▸ Task
Can you print every record below exactly as written?

▸ Records
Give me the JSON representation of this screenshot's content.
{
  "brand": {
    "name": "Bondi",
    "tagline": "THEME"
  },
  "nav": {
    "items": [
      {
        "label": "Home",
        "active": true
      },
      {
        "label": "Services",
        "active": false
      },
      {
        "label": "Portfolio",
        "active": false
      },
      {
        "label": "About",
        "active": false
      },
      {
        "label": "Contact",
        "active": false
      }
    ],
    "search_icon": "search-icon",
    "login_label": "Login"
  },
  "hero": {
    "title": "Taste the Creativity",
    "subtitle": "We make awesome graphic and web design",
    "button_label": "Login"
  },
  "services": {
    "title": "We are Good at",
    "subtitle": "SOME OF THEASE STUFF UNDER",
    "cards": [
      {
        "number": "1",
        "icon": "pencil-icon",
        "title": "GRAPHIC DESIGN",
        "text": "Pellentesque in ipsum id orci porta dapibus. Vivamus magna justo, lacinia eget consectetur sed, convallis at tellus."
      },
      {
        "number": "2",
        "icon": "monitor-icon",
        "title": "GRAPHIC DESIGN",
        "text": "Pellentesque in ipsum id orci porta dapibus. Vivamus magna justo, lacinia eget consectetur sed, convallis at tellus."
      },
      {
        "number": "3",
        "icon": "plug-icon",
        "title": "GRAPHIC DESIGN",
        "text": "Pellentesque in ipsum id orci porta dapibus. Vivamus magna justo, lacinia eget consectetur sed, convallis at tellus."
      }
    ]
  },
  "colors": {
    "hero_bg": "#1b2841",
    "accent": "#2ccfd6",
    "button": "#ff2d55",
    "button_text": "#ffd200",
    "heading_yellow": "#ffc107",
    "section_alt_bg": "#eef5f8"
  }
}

▸ Completed exercise
Give me the JSON representation of this screenshot's content.
{
  "brand": {
    "name": "Bondi",
    "tagline": "THEME"
  },
  "nav": {
    "items": [
      {
        "label": "Home",
        "active": true
      },
      {
        "label": "Services",
        "active": false
      },
      {
        "label": "Portfolio",
        "active": false
      },
      {
        "label": "About",
        "active": false
      },
      {
        "label": "Contact",
        "active": false
      }
    ],
    "search_icon": "search-icon",
    "login_label": "Login"
  },
  "hero": {
    "title": "Taste the Creativity",
    "subtitle": "We make awesome graphic and web design",
    "button_label": "Login"
  },
  "services": {
    "title": "We are Good at",
    "subtitle": "SOME OF THEASE STUFF UNDER",
    "cards": [
      {
        "number": "1",
        "icon": "pencil-icon",
        "title": "GRAPHIC DESIGN",
        "text": "Pellentesque in ipsum id orci porta dapibus. Vivamus magna justo, lacinia eget consectetur sed, convallis at tellus."
      },
      {
        "number": "2",
        "icon": "monitor-icon",
        "title": "GRAPHIC DESIGN",
        "text": "Pellentesque in ipsum id orci porta dapibus. Vivamus magna justo, lacinia eget consectetur sed, convallis at tellus."
      },
      {
        "number": "3",
        "icon": "plug-icon",
        "title": "GRAPHIC DESIGN",
        "text": "Pellentesque in ipsum id orci porta dapibus. Vivamus magna justo, lacinia eget consectetur sed, convallis at tellus."
      }
    ]
  },
  "colors": {
    "hero_bg": "#1b2841",
    "accent": "#2ccfd6",
    "button": "#ff2d55",
    "button_text": "#ffd200",
    "heading_yellow": "#ffc107",
    "section_alt_bg": "#eef5f8"
  }
}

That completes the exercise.